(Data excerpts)
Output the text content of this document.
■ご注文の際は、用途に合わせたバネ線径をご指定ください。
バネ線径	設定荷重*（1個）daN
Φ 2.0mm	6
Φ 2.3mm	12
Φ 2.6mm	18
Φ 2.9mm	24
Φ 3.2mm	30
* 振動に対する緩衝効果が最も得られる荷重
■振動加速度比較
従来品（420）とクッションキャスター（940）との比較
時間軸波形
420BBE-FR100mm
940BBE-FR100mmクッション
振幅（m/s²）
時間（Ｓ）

==

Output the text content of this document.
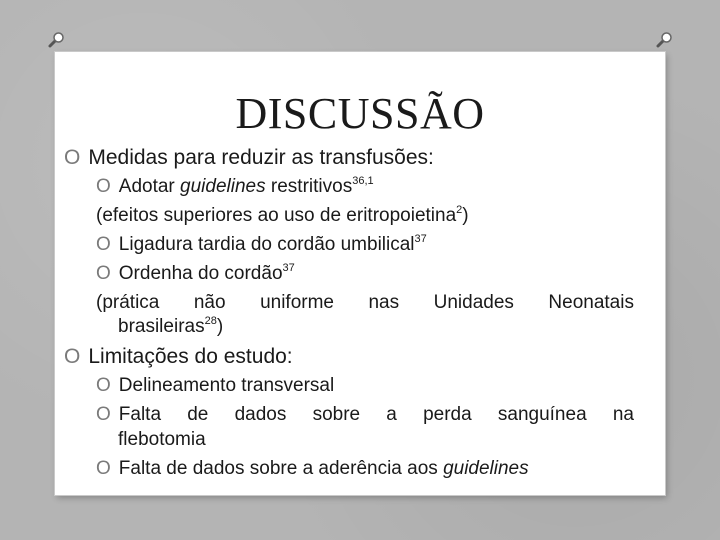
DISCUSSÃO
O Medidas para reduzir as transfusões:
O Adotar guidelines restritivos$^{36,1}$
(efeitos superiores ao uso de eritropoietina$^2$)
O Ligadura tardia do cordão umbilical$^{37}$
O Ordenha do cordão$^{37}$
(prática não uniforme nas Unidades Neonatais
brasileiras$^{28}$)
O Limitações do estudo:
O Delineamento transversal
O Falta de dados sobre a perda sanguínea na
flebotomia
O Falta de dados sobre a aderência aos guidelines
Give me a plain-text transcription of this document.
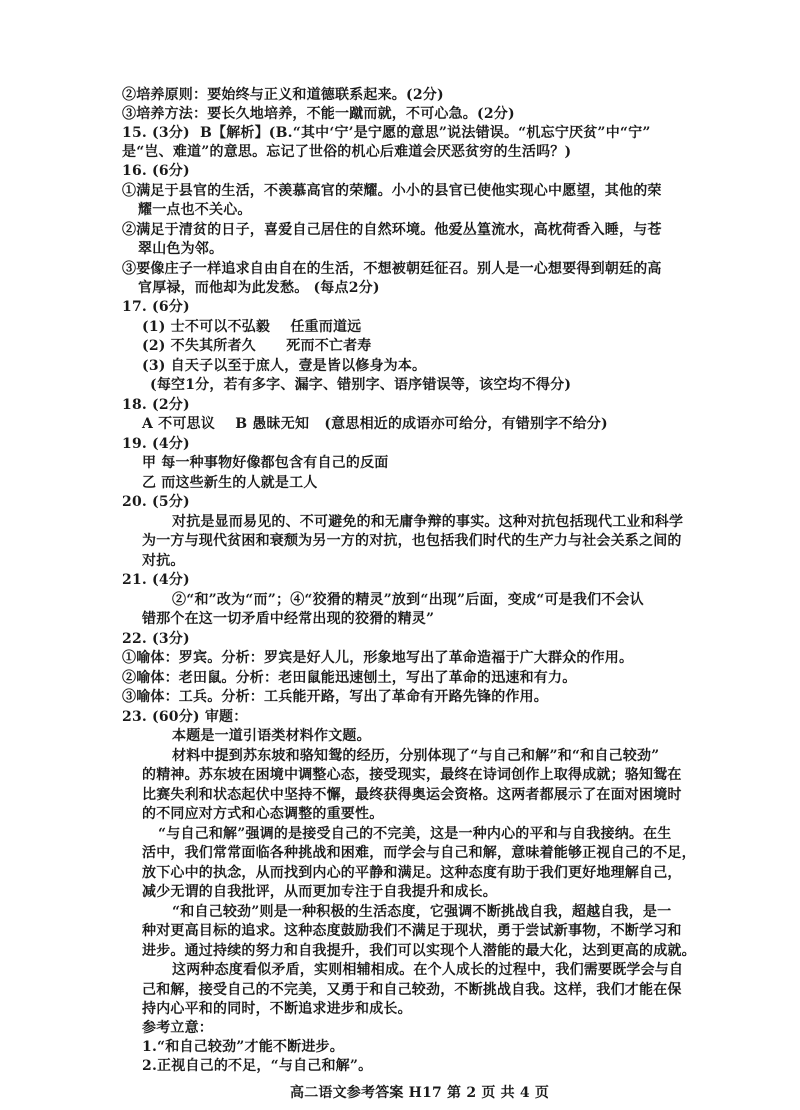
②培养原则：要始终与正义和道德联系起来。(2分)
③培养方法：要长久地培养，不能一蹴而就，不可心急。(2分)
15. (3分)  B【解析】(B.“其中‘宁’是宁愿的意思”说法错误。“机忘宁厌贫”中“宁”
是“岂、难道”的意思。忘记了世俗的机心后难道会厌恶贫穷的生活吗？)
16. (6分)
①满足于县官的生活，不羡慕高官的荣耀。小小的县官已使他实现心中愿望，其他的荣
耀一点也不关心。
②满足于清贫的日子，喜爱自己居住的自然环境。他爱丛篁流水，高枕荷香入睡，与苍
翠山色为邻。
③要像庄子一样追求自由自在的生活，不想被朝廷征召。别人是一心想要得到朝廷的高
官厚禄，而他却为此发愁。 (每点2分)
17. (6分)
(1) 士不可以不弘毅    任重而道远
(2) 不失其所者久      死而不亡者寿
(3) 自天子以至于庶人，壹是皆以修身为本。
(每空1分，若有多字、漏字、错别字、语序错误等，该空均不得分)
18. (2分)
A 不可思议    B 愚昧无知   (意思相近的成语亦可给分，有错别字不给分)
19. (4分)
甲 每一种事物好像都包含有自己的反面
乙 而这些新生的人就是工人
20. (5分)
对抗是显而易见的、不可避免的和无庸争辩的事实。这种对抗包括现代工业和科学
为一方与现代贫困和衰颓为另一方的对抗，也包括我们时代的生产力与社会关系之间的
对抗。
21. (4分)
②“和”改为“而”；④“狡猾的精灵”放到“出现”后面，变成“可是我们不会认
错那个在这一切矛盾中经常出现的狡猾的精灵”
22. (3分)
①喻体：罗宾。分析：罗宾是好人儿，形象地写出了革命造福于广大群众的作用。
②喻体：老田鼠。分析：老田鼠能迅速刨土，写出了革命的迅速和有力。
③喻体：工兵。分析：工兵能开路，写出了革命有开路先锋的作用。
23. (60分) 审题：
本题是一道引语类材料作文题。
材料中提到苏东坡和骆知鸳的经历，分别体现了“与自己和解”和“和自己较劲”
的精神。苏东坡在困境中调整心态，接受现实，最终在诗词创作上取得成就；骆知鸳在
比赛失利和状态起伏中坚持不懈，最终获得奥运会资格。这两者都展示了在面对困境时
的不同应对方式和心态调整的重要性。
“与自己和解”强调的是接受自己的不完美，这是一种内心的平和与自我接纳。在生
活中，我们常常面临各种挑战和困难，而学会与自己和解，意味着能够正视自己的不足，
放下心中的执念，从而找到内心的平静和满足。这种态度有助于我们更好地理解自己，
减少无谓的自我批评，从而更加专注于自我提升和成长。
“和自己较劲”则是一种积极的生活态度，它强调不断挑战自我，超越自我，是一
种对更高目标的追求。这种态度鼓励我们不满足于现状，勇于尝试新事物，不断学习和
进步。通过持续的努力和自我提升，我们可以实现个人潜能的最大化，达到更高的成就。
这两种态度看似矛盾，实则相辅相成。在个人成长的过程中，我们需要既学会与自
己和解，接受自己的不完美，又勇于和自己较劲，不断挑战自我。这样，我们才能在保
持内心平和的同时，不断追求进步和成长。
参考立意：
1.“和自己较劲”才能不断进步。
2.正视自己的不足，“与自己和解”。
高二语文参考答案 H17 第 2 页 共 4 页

What you will do – Each line holding the word "cordão" counts once; report the total and nothing else.

Complete output – 2